| THE TASK |
Skip the pictures. Repeat everything else in the records word for word.

.....

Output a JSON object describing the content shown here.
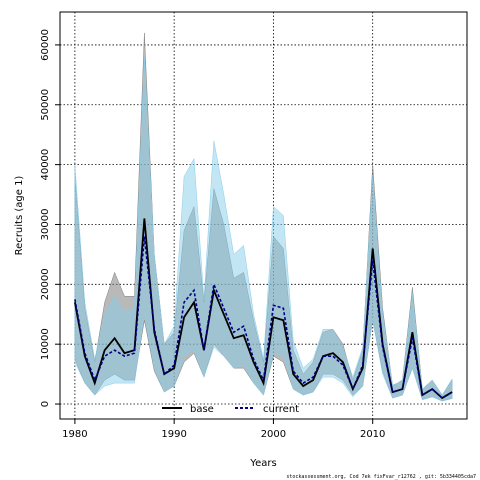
{
  "chart_data": {
    "type": "line",
    "xlabel": "Years",
    "ylabel": "Recruits (age 1)",
    "xlim": [
      1978.5,
      2019.5
    ],
    "ylim": [
      -2500,
      65500
    ],
    "x_ticks": [
      1980,
      1990,
      2000,
      2010
    ],
    "y_ticks": [
      0,
      10000,
      20000,
      30000,
      40000,
      50000,
      60000
    ],
    "grid": true,
    "legend_position": "bottom-center",
    "x": [
      1980,
      1981,
      1982,
      1983,
      1984,
      1985,
      1986,
      1987,
      1988,
      1989,
      1990,
      1991,
      1992,
      1993,
      1994,
      1995,
      1996,
      1997,
      1998,
      1999,
      2000,
      2001,
      2002,
      2003,
      2004,
      2005,
      2006,
      2007,
      2008,
      2009,
      2010,
      2011,
      2012,
      2013,
      2014,
      2015,
      2016,
      2017,
      2018
    ],
    "series": [
      {
        "name": "base",
        "color": "#000000",
        "line": "solid",
        "band_color": "#808080",
        "values": [
          17000,
          8000,
          3500,
          9000,
          11000,
          8500,
          9000,
          31000,
          12000,
          5000,
          6000,
          14500,
          17000,
          9000,
          19000,
          15000,
          11000,
          11500,
          7000,
          3500,
          14500,
          14000,
          5000,
          3000,
          4000,
          8000,
          8500,
          7000,
          2500,
          6000,
          26000,
          10000,
          2000,
          2500,
          12000,
          1500,
          2500,
          1000,
          2000
        ],
        "lower": [
          7500,
          3500,
          1500,
          4000,
          5000,
          4000,
          4000,
          14000,
          5500,
          2000,
          3000,
          7000,
          8500,
          4500,
          10000,
          8000,
          6000,
          6000,
          3500,
          1500,
          8000,
          7000,
          2500,
          1500,
          2000,
          5000,
          5000,
          4000,
          1500,
          3000,
          14000,
          5500,
          1000,
          1500,
          6000,
          800,
          1200,
          500,
          1000
        ],
        "upper": [
          38000,
          16000,
          7000,
          17000,
          22000,
          18000,
          18000,
          62000,
          25000,
          10000,
          12000,
          29000,
          33000,
          17000,
          36000,
          30000,
          21000,
          22000,
          14000,
          7000,
          28000,
          26000,
          9000,
          5000,
          7000,
          12000,
          12500,
          10000,
          4000,
          9000,
          40000,
          16000,
          3000,
          4000,
          19500,
          2500,
          4000,
          1500,
          4000
        ]
      },
      {
        "name": "current",
        "color": "#00008b",
        "line": "dashed",
        "band_color": "#87ceeb",
        "values": [
          17500,
          8500,
          4000,
          8000,
          9000,
          8000,
          8500,
          28000,
          12500,
          5000,
          6500,
          17000,
          19000,
          9000,
          20000,
          16000,
          12000,
          13000,
          7500,
          4000,
          16500,
          16000,
          5500,
          3500,
          4500,
          8000,
          8000,
          6500,
          2500,
          6500,
          24000,
          9500,
          2000,
          2500,
          11000,
          1500,
          2500,
          1000,
          2000
        ],
        "lower": [
          7000,
          3500,
          1500,
          3000,
          3500,
          3500,
          3500,
          15000,
          6000,
          2000,
          3000,
          8000,
          9000,
          4500,
          9500,
          8000,
          6000,
          6500,
          3500,
          1500,
          8500,
          8000,
          2500,
          1500,
          2000,
          4500,
          4500,
          3500,
          1200,
          3000,
          14000,
          5000,
          1000,
          1500,
          6000,
          700,
          1200,
          500,
          900
        ],
        "upper": [
          40000,
          17000,
          7500,
          15000,
          18000,
          15500,
          16000,
          58000,
          25000,
          10000,
          13000,
          38000,
          41000,
          17500,
          44000,
          35000,
          25000,
          26500,
          15000,
          7500,
          33000,
          31500,
          10500,
          6000,
          7500,
          12500,
          12500,
          9500,
          4500,
          9500,
          38000,
          15000,
          3200,
          3800,
          18500,
          2500,
          4000,
          1500,
          4200
        ]
      }
    ]
  },
  "footer_text": "stockassessment.org, Cod  7ek  fixFvar_r12762 , git: 5b334405cda7"
}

.....

| PROBLEM SOLUTION |
Output a JSON object describing the content shown here.
{
  "chart_data": {
    "type": "line",
    "xlabel": "Years",
    "ylabel": "Recruits (age 1)",
    "xlim": [
      1978.5,
      2019.5
    ],
    "ylim": [
      -2500,
      65500
    ],
    "x_ticks": [
      1980,
      1990,
      2000,
      2010
    ],
    "y_ticks": [
      0,
      10000,
      20000,
      30000,
      40000,
      50000,
      60000
    ],
    "grid": true,
    "legend_position": "bottom-center",
    "x": [
      1980,
      1981,
      1982,
      1983,
      1984,
      1985,
      1986,
      1987,
      1988,
      1989,
      1990,
      1991,
      1992,
      1993,
      1994,
      1995,
      1996,
      1997,
      1998,
      1999,
      2000,
      2001,
      2002,
      2003,
      2004,
      2005,
      2006,
      2007,
      2008,
      2009,
      2010,
      2011,
      2012,
      2013,
      2014,
      2015,
      2016,
      2017,
      2018
    ],
    "series": [
      {
        "name": "base",
        "color": "#000000",
        "line": "solid",
        "band_color": "#808080",
        "values": [
          17000,
          8000,
          3500,
          9000,
          11000,
          8500,
          9000,
          31000,
          12000,
          5000,
          6000,
          14500,
          17000,
          9000,
          19000,
          15000,
          11000,
          11500,
          7000,
          3500,
          14500,
          14000,
          5000,
          3000,
          4000,
          8000,
          8500,
          7000,
          2500,
          6000,
          26000,
          10000,
          2000,
          2500,
          12000,
          1500,
          2500,
          1000,
          2000
        ],
        "lower": [
          7500,
          3500,
          1500,
          4000,
          5000,
          4000,
          4000,
          14000,
          5500,
          2000,
          3000,
          7000,
          8500,
          4500,
          10000,
          8000,
          6000,
          6000,
          3500,
          1500,
          8000,
          7000,
          2500,
          1500,
          2000,
          5000,
          5000,
          4000,
          1500,
          3000,
          14000,
          5500,
          1000,
          1500,
          6000,
          800,
          1200,
          500,
          1000
        ],
        "upper": [
          38000,
          16000,
          7000,
          17000,
          22000,
          18000,
          18000,
          62000,
          25000,
          10000,
          12000,
          29000,
          33000,
          17000,
          36000,
          30000,
          21000,
          22000,
          14000,
          7000,
          28000,
          26000,
          9000,
          5000,
          7000,
          12000,
          12500,
          10000,
          4000,
          9000,
          40000,
          16000,
          3000,
          4000,
          19500,
          2500,
          4000,
          1500,
          4000
        ]
      },
      {
        "name": "current",
        "color": "#00008b",
        "line": "dashed",
        "band_color": "#87ceeb",
        "values": [
          17500,
          8500,
          4000,
          8000,
          9000,
          8000,
          8500,
          28000,
          12500,
          5000,
          6500,
          17000,
          19000,
          9000,
          20000,
          16000,
          12000,
          13000,
          7500,
          4000,
          16500,
          16000,
          5500,
          3500,
          4500,
          8000,
          8000,
          6500,
          2500,
          6500,
          24000,
          9500,
          2000,
          2500,
          11000,
          1500,
          2500,
          1000,
          2000
        ],
        "lower": [
          7000,
          3500,
          1500,
          3000,
          3500,
          3500,
          3500,
          15000,
          6000,
          2000,
          3000,
          8000,
          9000,
          4500,
          9500,
          8000,
          6000,
          6500,
          3500,
          1500,
          8500,
          8000,
          2500,
          1500,
          2000,
          4500,
          4500,
          3500,
          1200,
          3000,
          14000,
          5000,
          1000,
          1500,
          6000,
          700,
          1200,
          500,
          900
        ],
        "upper": [
          40000,
          17000,
          7500,
          15000,
          18000,
          15500,
          16000,
          58000,
          25000,
          10000,
          13000,
          38000,
          41000,
          17500,
          44000,
          35000,
          25000,
          26500,
          15000,
          7500,
          33000,
          31500,
          10500,
          6000,
          7500,
          12500,
          12500,
          9500,
          4500,
          9500,
          38000,
          15000,
          3200,
          3800,
          18500,
          2500,
          4000,
          1500,
          4200
        ]
      }
    ]
  },
  "footer_text": "stockassessment.org, Cod  7ek  fixFvar_r12762 , git: 5b334405cda7"
}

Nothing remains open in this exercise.